* [Source material]:
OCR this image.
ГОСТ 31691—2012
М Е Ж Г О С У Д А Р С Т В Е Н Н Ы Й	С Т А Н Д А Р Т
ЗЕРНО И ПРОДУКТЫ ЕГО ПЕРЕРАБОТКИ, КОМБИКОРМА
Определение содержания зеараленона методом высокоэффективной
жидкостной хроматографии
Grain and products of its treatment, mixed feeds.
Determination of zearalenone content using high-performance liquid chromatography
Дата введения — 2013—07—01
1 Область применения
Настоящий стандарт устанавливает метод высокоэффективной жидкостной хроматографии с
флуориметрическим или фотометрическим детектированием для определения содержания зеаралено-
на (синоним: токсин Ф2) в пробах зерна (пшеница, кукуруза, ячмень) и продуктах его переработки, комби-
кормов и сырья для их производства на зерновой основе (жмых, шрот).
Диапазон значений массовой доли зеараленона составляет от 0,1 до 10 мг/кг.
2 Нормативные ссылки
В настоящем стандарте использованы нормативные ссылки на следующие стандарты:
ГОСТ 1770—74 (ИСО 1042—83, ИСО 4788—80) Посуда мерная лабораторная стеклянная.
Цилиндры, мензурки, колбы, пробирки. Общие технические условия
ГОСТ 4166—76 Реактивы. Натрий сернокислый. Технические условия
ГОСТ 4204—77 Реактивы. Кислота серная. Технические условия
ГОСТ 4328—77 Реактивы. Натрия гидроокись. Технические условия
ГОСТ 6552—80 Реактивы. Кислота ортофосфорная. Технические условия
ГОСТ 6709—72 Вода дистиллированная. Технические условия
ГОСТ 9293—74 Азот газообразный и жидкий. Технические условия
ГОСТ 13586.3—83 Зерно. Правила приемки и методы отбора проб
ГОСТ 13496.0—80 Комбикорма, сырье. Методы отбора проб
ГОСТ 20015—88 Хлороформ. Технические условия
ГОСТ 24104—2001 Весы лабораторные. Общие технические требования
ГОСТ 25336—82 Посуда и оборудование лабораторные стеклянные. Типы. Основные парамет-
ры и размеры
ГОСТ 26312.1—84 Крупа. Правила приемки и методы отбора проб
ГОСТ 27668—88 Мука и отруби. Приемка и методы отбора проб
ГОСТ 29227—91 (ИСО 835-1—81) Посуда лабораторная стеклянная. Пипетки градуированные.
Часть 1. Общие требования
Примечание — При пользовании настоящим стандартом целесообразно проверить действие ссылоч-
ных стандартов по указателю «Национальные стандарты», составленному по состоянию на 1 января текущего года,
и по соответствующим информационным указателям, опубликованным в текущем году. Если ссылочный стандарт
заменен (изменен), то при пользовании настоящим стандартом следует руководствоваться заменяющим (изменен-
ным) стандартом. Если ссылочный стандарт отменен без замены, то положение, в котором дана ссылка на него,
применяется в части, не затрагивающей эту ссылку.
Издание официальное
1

* [Task statement]: The answer should be a single number: the count of lines in the data that include the string "отбора".

* [Task solution]: 4